#### [Exercise directions]
Reproduce every line of the records below unchanged, leaving out the picture lines.

= = =

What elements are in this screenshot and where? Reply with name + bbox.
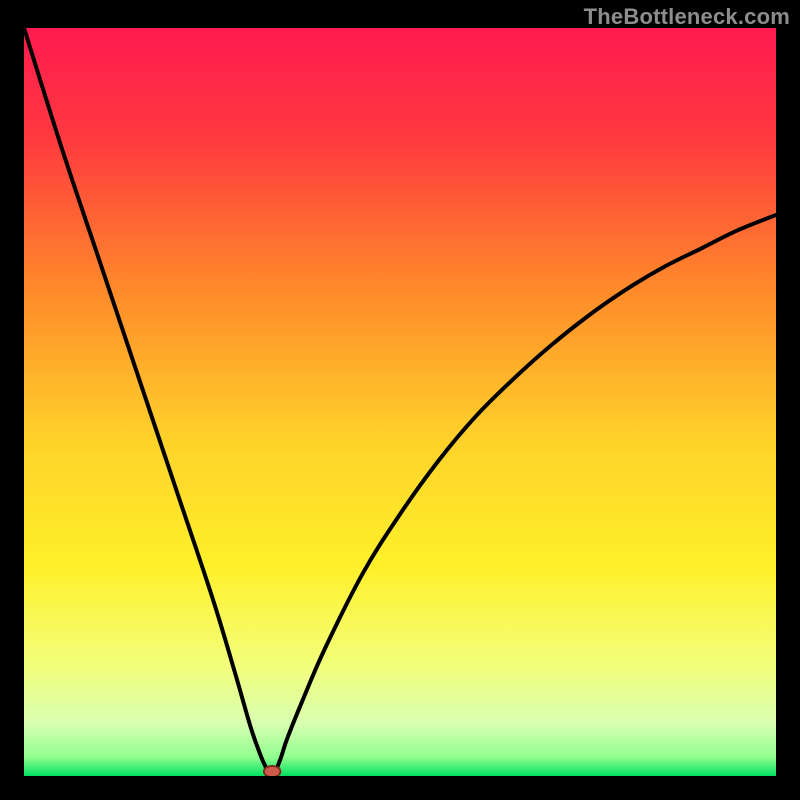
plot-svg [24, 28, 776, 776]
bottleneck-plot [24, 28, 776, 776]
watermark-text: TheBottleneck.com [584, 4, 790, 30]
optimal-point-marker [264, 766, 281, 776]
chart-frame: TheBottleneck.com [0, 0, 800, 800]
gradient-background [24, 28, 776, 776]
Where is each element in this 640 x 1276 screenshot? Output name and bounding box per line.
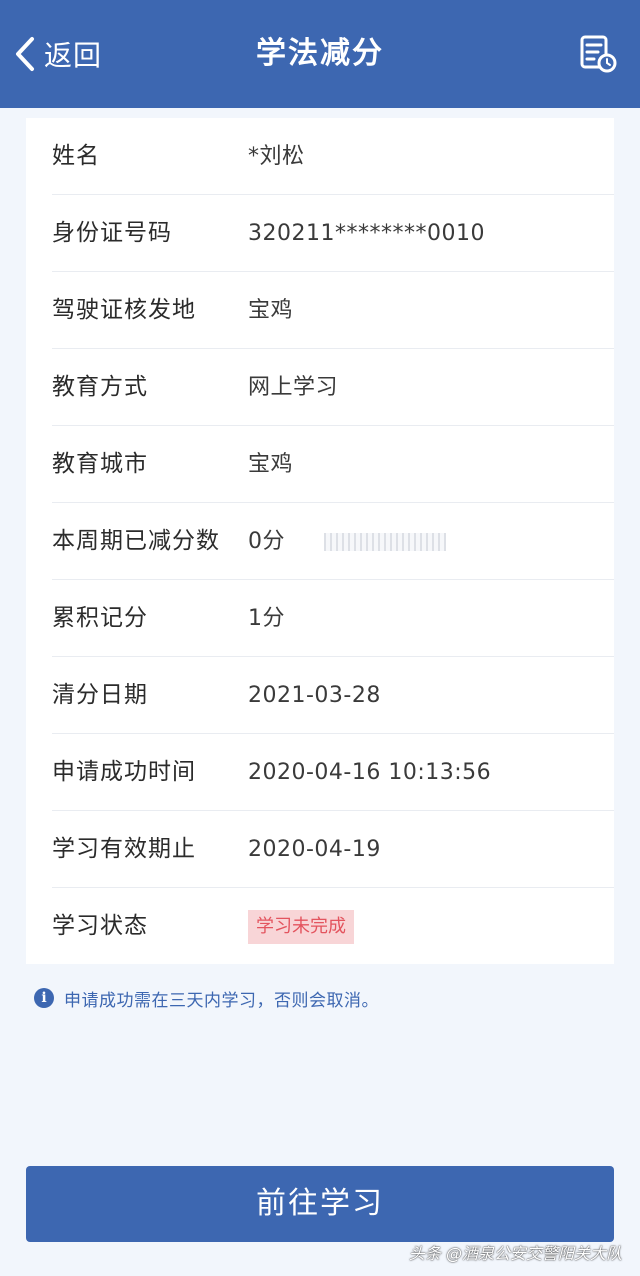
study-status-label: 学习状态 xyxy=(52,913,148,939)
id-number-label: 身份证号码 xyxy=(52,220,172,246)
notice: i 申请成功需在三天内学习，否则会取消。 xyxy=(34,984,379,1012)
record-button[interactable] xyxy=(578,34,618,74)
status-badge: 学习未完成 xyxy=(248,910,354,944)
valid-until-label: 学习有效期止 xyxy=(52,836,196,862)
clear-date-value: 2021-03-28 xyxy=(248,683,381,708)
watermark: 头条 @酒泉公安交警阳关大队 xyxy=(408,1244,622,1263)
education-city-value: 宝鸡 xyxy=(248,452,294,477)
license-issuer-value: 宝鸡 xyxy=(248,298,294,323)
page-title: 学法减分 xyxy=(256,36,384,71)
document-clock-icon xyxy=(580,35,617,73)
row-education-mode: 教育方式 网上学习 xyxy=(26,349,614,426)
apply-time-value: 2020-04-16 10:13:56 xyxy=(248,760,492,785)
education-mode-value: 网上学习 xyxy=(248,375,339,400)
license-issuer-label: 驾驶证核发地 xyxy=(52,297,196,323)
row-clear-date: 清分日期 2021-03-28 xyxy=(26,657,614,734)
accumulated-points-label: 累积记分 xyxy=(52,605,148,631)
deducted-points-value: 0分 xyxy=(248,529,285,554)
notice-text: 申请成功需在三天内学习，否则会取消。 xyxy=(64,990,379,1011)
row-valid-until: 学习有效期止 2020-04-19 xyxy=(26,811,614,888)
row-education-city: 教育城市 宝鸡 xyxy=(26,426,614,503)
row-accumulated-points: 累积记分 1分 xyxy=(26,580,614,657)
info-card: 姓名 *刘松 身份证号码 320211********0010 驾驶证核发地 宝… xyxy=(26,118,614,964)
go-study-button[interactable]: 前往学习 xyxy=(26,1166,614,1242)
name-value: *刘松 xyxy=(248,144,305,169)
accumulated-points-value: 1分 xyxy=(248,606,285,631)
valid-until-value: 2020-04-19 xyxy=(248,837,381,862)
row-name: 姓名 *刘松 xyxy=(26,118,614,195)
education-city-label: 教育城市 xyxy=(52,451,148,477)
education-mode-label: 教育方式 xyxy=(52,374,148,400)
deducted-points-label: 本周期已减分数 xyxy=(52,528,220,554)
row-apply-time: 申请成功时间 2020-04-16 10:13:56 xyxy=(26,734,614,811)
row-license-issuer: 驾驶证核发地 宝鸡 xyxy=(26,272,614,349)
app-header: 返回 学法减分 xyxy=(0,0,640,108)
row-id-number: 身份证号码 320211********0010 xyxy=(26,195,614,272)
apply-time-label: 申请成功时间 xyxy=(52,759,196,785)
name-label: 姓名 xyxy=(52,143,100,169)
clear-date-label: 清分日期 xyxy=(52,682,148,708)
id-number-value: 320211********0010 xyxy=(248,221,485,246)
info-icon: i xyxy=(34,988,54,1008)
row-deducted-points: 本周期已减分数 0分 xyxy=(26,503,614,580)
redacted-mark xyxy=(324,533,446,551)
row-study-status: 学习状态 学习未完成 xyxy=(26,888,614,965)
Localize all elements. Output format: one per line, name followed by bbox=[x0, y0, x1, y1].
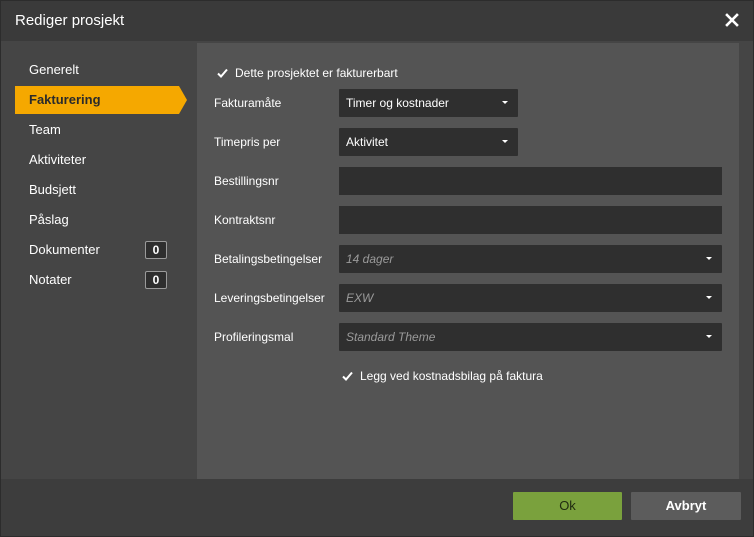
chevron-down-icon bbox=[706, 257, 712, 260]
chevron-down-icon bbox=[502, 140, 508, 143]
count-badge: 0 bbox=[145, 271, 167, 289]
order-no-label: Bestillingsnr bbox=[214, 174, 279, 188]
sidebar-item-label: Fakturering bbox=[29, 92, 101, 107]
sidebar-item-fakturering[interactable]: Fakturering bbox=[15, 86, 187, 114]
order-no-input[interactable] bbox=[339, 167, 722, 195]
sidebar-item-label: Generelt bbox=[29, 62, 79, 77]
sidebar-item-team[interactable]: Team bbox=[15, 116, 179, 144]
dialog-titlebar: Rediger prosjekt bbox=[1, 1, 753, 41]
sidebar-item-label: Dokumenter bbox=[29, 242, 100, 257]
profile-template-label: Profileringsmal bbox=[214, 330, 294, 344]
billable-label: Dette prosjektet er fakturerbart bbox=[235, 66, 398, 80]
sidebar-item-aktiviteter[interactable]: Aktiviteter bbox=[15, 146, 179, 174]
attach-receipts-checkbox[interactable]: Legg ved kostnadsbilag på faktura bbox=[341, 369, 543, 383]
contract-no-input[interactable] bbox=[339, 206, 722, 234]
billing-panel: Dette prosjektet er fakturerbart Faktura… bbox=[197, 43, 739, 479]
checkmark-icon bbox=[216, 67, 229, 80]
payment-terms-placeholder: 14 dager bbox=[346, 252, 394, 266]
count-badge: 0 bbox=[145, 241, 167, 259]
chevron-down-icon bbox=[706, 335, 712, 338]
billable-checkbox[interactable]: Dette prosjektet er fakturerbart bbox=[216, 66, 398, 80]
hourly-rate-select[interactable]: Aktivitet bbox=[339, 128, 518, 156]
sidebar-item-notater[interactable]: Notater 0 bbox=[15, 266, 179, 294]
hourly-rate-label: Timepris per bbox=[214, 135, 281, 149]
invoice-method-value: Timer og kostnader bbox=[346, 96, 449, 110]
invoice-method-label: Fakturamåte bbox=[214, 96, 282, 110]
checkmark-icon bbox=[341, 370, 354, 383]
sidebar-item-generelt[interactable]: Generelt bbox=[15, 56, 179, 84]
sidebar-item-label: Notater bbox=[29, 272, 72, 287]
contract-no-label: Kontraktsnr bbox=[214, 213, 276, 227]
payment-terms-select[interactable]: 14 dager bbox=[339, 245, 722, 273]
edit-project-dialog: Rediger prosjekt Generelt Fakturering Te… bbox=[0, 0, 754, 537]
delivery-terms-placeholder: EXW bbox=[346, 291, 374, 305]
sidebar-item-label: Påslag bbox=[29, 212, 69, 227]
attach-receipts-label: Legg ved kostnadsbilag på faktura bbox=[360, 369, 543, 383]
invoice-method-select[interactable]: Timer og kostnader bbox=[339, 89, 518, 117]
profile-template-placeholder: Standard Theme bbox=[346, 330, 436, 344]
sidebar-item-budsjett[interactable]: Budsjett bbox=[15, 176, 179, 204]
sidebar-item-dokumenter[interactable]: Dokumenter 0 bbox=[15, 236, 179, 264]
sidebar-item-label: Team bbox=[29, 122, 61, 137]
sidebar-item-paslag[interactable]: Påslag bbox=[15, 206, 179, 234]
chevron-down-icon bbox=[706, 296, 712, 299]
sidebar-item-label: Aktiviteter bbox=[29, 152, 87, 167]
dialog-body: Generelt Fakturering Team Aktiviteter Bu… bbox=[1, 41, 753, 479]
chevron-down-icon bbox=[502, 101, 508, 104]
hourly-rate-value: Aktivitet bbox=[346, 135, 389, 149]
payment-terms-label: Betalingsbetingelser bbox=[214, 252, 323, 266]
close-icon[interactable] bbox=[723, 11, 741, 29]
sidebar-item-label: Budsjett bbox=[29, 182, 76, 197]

= = =

#### [Worked answer]
What elements are in this screenshot and where? Reply with name + bbox.
plot-svg [24, 28, 776, 776]
bottleneck-plot [24, 28, 776, 776]
watermark-text: TheBottleneck.com [584, 4, 790, 30]
optimal-point-marker [264, 766, 281, 776]
chart-frame: TheBottleneck.com [0, 0, 800, 800]
gradient-background [24, 28, 776, 776]
Where is each element in this 640 x 1276 screenshot? Output name and bounding box per line.
study-status-label: 学习状态 xyxy=(52,913,148,939)
id-number-label: 身份证号码 xyxy=(52,220,172,246)
notice: i 申请成功需在三天内学习，否则会取消。 xyxy=(34,984,379,1012)
record-button[interactable] xyxy=(578,34,618,74)
status-badge: 学习未完成 xyxy=(248,910,354,944)
valid-until-label: 学习有效期止 xyxy=(52,836,196,862)
clear-date-value: 2021-03-28 xyxy=(248,683,381,708)
watermark: 头条 @酒泉公安交警阳关大队 xyxy=(408,1244,622,1263)
education-city-value: 宝鸡 xyxy=(248,452,294,477)
license-issuer-value: 宝鸡 xyxy=(248,298,294,323)
page-title: 学法减分 xyxy=(256,36,384,71)
document-clock-icon xyxy=(580,35,617,73)
row-education-mode: 教育方式 网上学习 xyxy=(26,349,614,426)
apply-time-value: 2020-04-16 10:13:56 xyxy=(248,760,492,785)
education-mode-value: 网上学习 xyxy=(248,375,339,400)
license-issuer-label: 驾驶证核发地 xyxy=(52,297,196,323)
row-clear-date: 清分日期 2021-03-28 xyxy=(26,657,614,734)
accumulated-points-label: 累积记分 xyxy=(52,605,148,631)
deducted-points-value: 0分 xyxy=(248,529,285,554)
notice-text: 申请成功需在三天内学习，否则会取消。 xyxy=(64,990,379,1011)
row-valid-until: 学习有效期止 2020-04-19 xyxy=(26,811,614,888)
row-education-city: 教育城市 宝鸡 xyxy=(26,426,614,503)
row-accumulated-points: 累积记分 1分 xyxy=(26,580,614,657)
info-card: 姓名 *刘松 身份证号码 320211********0010 驾驶证核发地 宝… xyxy=(26,118,614,964)
go-study-button[interactable]: 前往学习 xyxy=(26,1166,614,1242)
name-value: *刘松 xyxy=(248,144,305,169)
accumulated-points-value: 1分 xyxy=(248,606,285,631)
valid-until-value: 2020-04-19 xyxy=(248,837,381,862)
row-name: 姓名 *刘松 xyxy=(26,118,614,195)
education-city-label: 教育城市 xyxy=(52,451,148,477)
education-mode-label: 教育方式 xyxy=(52,374,148,400)
deducted-points-label: 本周期已减分数 xyxy=(52,528,220,554)
row-apply-time: 申请成功时间 2020-04-16 10:13:56 xyxy=(26,734,614,811)
row-license-issuer: 驾驶证核发地 宝鸡 xyxy=(26,272,614,349)
app-header: 返回 学法减分 xyxy=(0,0,640,108)
row-id-number: 身份证号码 320211********0010 xyxy=(26,195,614,272)
apply-time-label: 申请成功时间 xyxy=(52,759,196,785)
name-label: 姓名 xyxy=(52,143,100,169)
clear-date-label: 清分日期 xyxy=(52,682,148,708)
id-number-value: 320211********0010 xyxy=(248,221,485,246)
info-icon: i xyxy=(34,988,54,1008)
row-deducted-points: 本周期已减分数 0分 xyxy=(26,503,614,580)
redacted-mark xyxy=(324,533,446,551)
row-study-status: 学习状态 学习未完成 xyxy=(26,888,614,965)
Localize all elements. Output format: one per line, name followed by bbox=[x0, y0, x1, y1].
chevron-down-icon bbox=[706, 257, 712, 260]
chevron-down-icon bbox=[502, 140, 508, 143]
count-badge: 0 bbox=[145, 271, 167, 289]
order-no-label: Bestillingsnr bbox=[214, 174, 279, 188]
sidebar-item-label: Fakturering bbox=[29, 92, 101, 107]
sidebar-item-fakturering[interactable]: Fakturering bbox=[15, 86, 187, 114]
order-no-input[interactable] bbox=[339, 167, 722, 195]
sidebar-item-label: Generelt bbox=[29, 62, 79, 77]
sidebar-item-team[interactable]: Team bbox=[15, 116, 179, 144]
dialog-titlebar: Rediger prosjekt bbox=[1, 1, 753, 41]
sidebar-item-label: Dokumenter bbox=[29, 242, 100, 257]
profile-template-label: Profileringsmal bbox=[214, 330, 294, 344]
billable-label: Dette prosjektet er fakturerbart bbox=[235, 66, 398, 80]
sidebar-item-aktiviteter[interactable]: Aktiviteter bbox=[15, 146, 179, 174]
attach-receipts-checkbox[interactable]: Legg ved kostnadsbilag på faktura bbox=[341, 369, 543, 383]
contract-no-input[interactable] bbox=[339, 206, 722, 234]
billing-panel: Dette prosjektet er fakturerbart Faktura… bbox=[197, 43, 739, 479]
checkmark-icon bbox=[216, 67, 229, 80]
payment-terms-placeholder: 14 dager bbox=[346, 252, 394, 266]
count-badge: 0 bbox=[145, 241, 167, 259]
chevron-down-icon bbox=[706, 335, 712, 338]
billable-checkbox[interactable]: Dette prosjektet er fakturerbart bbox=[216, 66, 398, 80]
hourly-rate-select[interactable]: Aktivitet bbox=[339, 128, 518, 156]
sidebar-item-notater[interactable]: Notater 0 bbox=[15, 266, 179, 294]
hourly-rate-label: Timepris per bbox=[214, 135, 281, 149]
invoice-method-value: Timer og kostnader bbox=[346, 96, 449, 110]
invoice-method-label: Fakturamåte bbox=[214, 96, 282, 110]
checkmark-icon bbox=[341, 370, 354, 383]
sidebar-item-generelt[interactable]: Generelt bbox=[15, 56, 179, 84]
sidebar-item-label: Notater bbox=[29, 272, 72, 287]
contract-no-label: Kontraktsnr bbox=[214, 213, 276, 227]
payment-terms-select[interactable]: 14 dager bbox=[339, 245, 722, 273]
edit-project-dialog: Rediger prosjekt Generelt Fakturering Te… bbox=[0, 0, 754, 537]
delivery-terms-placeholder: EXW bbox=[346, 291, 374, 305]
sidebar-item-label: Påslag bbox=[29, 212, 69, 227]
attach-receipts-label: Legg ved kostnadsbilag på faktura bbox=[360, 369, 543, 383]
invoice-method-select[interactable]: Timer og kostnader bbox=[339, 89, 518, 117]
profile-template-placeholder: Standard Theme bbox=[346, 330, 436, 344]
sidebar-item-budsjett[interactable]: Budsjett bbox=[15, 176, 179, 204]
sidebar-item-dokumenter[interactable]: Dokumenter 0 bbox=[15, 236, 179, 264]
sidebar-item-label: Team bbox=[29, 122, 61, 137]
sidebar-item-paslag[interactable]: Påslag bbox=[15, 206, 179, 234]
chevron-down-icon bbox=[706, 296, 712, 299]
sidebar-item-label: Aktiviteter bbox=[29, 152, 87, 167]
dialog-body: Generelt Fakturering Team Aktiviteter Bu… bbox=[1, 41, 753, 479]
chevron-down-icon bbox=[502, 101, 508, 104]
hourly-rate-value: Aktivitet bbox=[346, 135, 389, 149]
payment-terms-label: Betalingsbetingelser bbox=[214, 252, 323, 266]
close-icon[interactable] bbox=[723, 11, 741, 29]
sidebar-item-label: Budsjett bbox=[29, 182, 76, 197]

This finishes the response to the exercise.